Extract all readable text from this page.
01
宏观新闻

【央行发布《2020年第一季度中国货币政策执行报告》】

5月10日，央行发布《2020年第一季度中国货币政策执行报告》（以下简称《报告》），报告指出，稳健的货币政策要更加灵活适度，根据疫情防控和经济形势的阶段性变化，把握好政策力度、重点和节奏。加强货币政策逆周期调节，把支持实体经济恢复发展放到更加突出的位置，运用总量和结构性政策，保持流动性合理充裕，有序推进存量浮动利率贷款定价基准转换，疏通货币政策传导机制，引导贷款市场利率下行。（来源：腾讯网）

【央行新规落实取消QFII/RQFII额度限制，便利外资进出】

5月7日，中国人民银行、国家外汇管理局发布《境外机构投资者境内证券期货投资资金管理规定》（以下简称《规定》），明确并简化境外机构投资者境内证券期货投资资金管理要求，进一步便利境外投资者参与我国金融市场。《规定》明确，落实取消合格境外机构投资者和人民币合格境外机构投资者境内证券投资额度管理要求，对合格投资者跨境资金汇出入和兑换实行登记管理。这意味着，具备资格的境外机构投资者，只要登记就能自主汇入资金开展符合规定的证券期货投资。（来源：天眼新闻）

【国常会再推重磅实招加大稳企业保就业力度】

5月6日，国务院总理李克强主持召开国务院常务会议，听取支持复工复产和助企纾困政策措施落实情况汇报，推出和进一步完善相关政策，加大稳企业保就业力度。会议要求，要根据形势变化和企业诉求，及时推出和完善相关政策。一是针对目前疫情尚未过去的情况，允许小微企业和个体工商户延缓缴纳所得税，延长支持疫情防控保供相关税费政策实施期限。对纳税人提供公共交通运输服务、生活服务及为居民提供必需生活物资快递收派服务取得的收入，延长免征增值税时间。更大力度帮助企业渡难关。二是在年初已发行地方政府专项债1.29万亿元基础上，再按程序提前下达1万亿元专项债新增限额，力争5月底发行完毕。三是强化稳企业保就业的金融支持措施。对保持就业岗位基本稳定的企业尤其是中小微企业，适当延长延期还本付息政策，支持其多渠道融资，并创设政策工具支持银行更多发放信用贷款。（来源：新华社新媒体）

================

#### INSTRUCTIONS FOR THE TASK
Copy all the records above precisely.

#### ANSWER
Extract all readable text from this page.
01
宏观新闻

【央行发布《2020年第一季度中国货币政策执行报告》】

5月10日，央行发布《2020年第一季度中国货币政策执行报告》（以下简称《报告》），报告指出，稳健的货币政策要更加灵活适度，根据疫情防控和经济形势的阶段性变化，把握好政策力度、重点和节奏。加强货币政策逆周期调节，把支持实体经济恢复发展放到更加突出的位置，运用总量和结构性政策，保持流动性合理充裕，有序推进存量浮动利率贷款定价基准转换，疏通货币政策传导机制，引导贷款市场利率下行。（来源：腾讯网）

【央行新规落实取消QFII/RQFII额度限制，便利外资进出】

5月7日，中国人民银行、国家外汇管理局发布《境外机构投资者境内证券期货投资资金管理规定》（以下简称《规定》），明确并简化境外机构投资者境内证券期货投资资金管理要求，进一步便利境外投资者参与我国金融市场。《规定》明确，落实取消合格境外机构投资者和人民币合格境外机构投资者境内证券投资额度管理要求，对合格投资者跨境资金汇出入和兑换实行登记管理。这意味着，具备资格的境外机构投资者，只要登记就能自主汇入资金开展符合规定的证券期货投资。（来源：天眼新闻）

【国常会再推重磅实招加大稳企业保就业力度】

5月6日，国务院总理李克强主持召开国务院常务会议，听取支持复工复产和助企纾困政策措施落实情况汇报，推出和进一步完善相关政策，加大稳企业保就业力度。会议要求，要根据形势变化和企业诉求，及时推出和完善相关政策。一是针对目前疫情尚未过去的情况，允许小微企业和个体工商户延缓缴纳所得税，延长支持疫情防控保供相关税费政策实施期限。对纳税人提供公共交通运输服务、生活服务及为居民提供必需生活物资快递收派服务取得的收入，延长免征增值税时间。更大力度帮助企业渡难关。二是在年初已发行地方政府专项债1.29万亿元基础上，再按程序提前下达1万亿元专项债新增限额，力争5月底发行完毕。三是强化稳企业保就业的金融支持措施。对保持就业岗位基本稳定的企业尤其是中小微企业，适当延长延期还本付息政策，支持其多渠道融资，并创设政策工具支持银行更多发放信用贷款。（来源：新华社新媒体）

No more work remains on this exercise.